* **Records supplied**
+---+

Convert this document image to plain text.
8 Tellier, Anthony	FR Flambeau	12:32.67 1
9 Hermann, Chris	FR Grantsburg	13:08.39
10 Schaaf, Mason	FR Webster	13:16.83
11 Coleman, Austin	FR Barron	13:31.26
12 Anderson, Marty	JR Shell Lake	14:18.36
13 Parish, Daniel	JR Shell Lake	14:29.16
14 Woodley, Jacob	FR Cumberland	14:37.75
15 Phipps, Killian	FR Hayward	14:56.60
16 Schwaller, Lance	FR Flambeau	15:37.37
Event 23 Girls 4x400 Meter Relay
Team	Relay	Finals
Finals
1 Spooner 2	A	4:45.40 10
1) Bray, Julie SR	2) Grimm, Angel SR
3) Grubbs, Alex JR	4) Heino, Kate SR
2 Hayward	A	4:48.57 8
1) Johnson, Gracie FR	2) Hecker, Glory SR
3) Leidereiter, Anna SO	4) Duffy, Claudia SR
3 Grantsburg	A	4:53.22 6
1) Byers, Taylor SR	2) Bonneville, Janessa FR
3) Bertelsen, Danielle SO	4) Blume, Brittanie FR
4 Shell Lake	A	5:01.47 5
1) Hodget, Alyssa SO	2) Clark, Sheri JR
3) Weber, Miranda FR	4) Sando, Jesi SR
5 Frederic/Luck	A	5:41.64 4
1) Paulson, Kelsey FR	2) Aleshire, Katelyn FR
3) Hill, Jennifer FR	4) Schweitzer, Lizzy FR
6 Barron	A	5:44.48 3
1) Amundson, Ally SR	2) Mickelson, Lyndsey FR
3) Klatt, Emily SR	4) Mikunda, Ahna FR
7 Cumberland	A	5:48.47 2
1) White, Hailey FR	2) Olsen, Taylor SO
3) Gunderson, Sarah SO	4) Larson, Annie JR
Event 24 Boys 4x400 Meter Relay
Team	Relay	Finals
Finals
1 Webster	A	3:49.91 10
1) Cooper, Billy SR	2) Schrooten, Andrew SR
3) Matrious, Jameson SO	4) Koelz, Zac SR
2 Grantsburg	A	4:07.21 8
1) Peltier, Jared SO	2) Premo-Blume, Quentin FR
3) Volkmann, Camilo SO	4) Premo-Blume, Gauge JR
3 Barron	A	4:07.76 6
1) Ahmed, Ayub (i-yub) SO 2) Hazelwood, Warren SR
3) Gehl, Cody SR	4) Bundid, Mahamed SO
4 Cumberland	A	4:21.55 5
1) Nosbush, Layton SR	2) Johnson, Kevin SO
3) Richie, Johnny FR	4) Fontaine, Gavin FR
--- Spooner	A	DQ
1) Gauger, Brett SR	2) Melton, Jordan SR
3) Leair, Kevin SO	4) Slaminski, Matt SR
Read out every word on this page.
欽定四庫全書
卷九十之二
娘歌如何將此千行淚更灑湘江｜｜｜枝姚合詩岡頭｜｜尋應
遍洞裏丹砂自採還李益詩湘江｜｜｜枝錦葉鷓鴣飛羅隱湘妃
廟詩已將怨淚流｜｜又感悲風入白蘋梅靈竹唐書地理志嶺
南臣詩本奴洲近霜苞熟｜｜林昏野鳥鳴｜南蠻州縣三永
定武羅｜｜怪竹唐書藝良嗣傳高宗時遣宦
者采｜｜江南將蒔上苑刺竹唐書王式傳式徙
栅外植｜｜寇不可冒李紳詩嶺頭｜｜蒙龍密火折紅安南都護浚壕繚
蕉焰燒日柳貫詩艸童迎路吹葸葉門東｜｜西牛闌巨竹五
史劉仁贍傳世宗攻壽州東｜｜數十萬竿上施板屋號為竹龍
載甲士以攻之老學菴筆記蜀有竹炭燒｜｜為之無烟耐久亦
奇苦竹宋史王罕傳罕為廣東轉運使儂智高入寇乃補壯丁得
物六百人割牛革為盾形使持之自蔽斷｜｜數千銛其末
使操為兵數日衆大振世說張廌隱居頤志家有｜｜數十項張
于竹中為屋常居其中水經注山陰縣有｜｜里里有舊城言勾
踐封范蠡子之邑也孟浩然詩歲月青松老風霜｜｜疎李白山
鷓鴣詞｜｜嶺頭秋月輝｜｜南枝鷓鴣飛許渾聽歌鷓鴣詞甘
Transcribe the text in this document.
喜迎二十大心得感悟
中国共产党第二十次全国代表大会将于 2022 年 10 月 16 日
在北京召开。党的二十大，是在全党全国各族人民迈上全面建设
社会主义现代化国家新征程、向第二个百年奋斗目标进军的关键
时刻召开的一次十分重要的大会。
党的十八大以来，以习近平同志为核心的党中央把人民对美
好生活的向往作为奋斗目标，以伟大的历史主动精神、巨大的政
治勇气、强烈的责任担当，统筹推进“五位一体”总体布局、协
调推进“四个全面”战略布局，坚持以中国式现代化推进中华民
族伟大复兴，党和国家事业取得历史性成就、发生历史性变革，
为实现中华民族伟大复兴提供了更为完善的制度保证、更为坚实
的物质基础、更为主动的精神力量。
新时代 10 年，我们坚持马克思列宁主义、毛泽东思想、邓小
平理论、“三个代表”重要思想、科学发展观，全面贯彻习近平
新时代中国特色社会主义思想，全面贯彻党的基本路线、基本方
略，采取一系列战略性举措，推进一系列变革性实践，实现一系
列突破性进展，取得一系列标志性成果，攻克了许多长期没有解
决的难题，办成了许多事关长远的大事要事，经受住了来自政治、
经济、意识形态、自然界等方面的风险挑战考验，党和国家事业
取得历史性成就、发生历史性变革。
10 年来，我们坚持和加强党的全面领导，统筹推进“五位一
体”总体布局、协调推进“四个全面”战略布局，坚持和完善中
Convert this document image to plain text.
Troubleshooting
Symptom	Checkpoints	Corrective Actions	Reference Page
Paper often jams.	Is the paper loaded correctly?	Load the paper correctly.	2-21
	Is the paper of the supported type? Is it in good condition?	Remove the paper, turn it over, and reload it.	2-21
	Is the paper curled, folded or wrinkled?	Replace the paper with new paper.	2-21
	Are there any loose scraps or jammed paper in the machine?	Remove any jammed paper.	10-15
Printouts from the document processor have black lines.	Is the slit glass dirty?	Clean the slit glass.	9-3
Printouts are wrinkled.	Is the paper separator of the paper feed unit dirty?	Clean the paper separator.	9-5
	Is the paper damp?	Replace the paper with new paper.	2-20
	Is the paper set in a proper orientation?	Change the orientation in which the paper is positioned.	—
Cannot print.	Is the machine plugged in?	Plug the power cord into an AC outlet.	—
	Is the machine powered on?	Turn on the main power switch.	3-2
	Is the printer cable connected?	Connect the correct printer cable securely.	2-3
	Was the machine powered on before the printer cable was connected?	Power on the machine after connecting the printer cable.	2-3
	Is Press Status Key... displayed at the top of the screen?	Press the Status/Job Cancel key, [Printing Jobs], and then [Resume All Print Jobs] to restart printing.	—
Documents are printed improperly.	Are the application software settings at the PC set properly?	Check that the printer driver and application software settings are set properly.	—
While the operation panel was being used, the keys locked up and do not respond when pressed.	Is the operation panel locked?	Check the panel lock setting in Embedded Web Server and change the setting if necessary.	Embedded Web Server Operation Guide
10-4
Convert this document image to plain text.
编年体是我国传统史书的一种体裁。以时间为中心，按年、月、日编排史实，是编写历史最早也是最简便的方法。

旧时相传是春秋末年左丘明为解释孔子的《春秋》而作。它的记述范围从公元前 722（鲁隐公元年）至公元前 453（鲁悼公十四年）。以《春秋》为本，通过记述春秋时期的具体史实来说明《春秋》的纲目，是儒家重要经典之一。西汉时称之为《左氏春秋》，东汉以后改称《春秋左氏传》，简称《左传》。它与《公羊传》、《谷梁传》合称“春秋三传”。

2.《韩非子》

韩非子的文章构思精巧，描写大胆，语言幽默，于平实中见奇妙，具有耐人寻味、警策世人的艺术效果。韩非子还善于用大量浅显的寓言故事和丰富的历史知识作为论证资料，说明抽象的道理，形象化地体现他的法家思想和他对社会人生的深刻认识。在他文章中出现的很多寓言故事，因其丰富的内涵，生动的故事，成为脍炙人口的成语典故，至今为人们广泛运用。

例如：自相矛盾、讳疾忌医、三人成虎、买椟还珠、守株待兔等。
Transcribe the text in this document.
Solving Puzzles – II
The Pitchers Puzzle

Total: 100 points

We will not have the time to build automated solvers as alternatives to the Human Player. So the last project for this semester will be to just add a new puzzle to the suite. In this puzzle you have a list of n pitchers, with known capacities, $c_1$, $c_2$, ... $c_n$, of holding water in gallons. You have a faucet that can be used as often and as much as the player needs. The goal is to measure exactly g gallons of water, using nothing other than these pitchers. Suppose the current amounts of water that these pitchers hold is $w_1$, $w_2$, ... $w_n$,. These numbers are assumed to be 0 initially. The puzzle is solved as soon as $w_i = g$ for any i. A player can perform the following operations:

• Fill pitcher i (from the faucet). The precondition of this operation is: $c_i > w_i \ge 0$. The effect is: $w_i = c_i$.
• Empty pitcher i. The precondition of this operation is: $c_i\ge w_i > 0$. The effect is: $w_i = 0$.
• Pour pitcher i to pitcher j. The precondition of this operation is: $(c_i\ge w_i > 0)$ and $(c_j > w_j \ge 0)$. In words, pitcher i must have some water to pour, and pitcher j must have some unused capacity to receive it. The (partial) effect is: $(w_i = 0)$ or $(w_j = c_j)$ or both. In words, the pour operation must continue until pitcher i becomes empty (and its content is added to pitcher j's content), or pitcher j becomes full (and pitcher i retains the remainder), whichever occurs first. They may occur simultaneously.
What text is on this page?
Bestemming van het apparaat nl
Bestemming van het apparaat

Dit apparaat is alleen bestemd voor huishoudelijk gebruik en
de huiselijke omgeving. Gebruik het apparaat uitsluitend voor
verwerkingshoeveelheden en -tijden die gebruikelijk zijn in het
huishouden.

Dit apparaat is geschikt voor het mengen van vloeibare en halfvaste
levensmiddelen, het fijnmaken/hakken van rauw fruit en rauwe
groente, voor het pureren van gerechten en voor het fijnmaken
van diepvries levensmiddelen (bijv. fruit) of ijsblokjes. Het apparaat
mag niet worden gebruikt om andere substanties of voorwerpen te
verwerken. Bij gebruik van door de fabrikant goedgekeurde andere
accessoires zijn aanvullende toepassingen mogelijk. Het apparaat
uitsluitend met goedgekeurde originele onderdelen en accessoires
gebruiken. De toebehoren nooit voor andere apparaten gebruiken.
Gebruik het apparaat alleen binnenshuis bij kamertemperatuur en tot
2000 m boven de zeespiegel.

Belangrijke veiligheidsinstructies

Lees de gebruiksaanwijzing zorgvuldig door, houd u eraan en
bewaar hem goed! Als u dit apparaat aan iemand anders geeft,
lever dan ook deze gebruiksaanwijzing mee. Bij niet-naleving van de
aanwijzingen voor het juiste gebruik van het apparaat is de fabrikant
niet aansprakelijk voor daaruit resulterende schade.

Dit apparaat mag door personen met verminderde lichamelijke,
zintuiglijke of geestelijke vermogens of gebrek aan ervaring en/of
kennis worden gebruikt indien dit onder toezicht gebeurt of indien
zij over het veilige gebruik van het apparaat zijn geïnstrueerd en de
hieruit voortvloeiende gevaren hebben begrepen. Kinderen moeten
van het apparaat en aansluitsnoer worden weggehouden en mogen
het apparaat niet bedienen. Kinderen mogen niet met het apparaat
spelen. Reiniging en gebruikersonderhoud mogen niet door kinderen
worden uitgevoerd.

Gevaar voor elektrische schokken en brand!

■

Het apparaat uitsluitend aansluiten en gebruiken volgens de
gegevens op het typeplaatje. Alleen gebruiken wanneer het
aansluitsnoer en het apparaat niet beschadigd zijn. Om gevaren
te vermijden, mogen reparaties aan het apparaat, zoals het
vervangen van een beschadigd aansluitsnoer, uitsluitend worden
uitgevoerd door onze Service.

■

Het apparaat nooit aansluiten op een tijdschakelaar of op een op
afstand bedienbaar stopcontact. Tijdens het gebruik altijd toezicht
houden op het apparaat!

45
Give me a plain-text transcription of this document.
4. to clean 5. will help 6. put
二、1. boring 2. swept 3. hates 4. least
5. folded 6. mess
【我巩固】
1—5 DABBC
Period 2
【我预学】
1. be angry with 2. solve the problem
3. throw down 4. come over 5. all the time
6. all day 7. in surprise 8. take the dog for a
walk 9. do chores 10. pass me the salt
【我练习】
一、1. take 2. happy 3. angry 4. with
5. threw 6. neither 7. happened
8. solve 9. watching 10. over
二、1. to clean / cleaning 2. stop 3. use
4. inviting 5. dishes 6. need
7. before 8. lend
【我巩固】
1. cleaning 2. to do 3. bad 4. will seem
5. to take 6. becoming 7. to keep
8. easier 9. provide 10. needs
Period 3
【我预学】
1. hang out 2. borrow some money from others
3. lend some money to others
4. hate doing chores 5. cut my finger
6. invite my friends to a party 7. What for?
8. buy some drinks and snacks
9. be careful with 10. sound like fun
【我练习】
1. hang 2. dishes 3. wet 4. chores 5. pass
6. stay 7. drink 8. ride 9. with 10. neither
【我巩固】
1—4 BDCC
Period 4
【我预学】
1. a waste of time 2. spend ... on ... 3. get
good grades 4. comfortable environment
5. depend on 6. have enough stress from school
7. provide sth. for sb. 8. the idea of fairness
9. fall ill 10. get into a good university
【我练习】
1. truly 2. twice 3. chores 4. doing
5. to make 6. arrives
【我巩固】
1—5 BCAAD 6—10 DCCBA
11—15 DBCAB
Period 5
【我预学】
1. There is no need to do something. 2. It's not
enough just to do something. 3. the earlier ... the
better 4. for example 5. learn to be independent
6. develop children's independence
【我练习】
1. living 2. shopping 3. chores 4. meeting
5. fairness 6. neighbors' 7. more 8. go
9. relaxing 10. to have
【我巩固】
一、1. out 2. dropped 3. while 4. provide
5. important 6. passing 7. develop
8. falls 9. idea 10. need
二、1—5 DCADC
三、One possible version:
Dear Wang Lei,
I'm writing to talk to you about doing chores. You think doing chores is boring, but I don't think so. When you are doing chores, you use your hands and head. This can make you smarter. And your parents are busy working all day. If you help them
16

+---+

* **Aim of the exercise**
Your answer should consist only of the lines from the one with "Give me a plain-text" through the end of the data above, reproduced exactly.

* **Response to the task**
Give me a plain-text transcription of this document.
4. to clean 5. will help 6. put
二、1. boring 2. swept 3. hates 4. least
5. folded 6. mess
【我巩固】
1—5 DABBC
Period 2
【我预学】
1. be angry with 2. solve the problem
3. throw down 4. come over 5. all the time
6. all day 7. in surprise 8. take the dog for a
walk 9. do chores 10. pass me the salt
【我练习】
一、1. take 2. happy 3. angry 4. with
5. threw 6. neither 7. happened
8. solve 9. watching 10. over
二、1. to clean / cleaning 2. stop 3. use
4. inviting 5. dishes 6. need
7. before 8. lend
【我巩固】
1. cleaning 2. to do 3. bad 4. will seem
5. to take 6. becoming 7. to keep
8. easier 9. provide 10. needs
Period 3
【我预学】
1. hang out 2. borrow some money from others
3. lend some money to others
4. hate doing chores 5. cut my finger
6. invite my friends to a party 7. What for?
8. buy some drinks and snacks
9. be careful with 10. sound like fun
【我练习】
1. hang 2. dishes 3. wet 4. chores 5. pass
6. stay 7. drink 8. ride 9. with 10. neither
【我巩固】
1—4 BDCC
Period 4
【我预学】
1. a waste of time 2. spend ... on ... 3. get
good grades 4. comfortable environment
5. depend on 6. have enough stress from school
7. provide sth. for sb. 8. the idea of fairness
9. fall ill 10. get into a good university
【我练习】
1. truly 2. twice 3. chores 4. doing
5. to make 6. arrives
【我巩固】
1—5 BCAAD 6—10 DCCBA
11—15 DBCAB
Period 5
【我预学】
1. There is no need to do something. 2. It's not
enough just to do something. 3. the earlier ... the
better 4. for example 5. learn to be independent
6. develop children's independence
【我练习】
1. living 2. shopping 3. chores 4. meeting
5. fairness 6. neighbors' 7. more 8. go
9. relaxing 10. to have
【我巩固】
一、1. out 2. dropped 3. while 4. provide
5. important 6. passing 7. develop
8. falls 9. idea 10. need
二、1—5 DCADC
三、One possible version:
Dear Wang Lei,
I'm writing to talk to you about doing chores. You think doing chores is boring, but I don't think so. When you are doing chores, you use your hands and head. This can make you smarter. And your parents are busy working all day. If you help them
16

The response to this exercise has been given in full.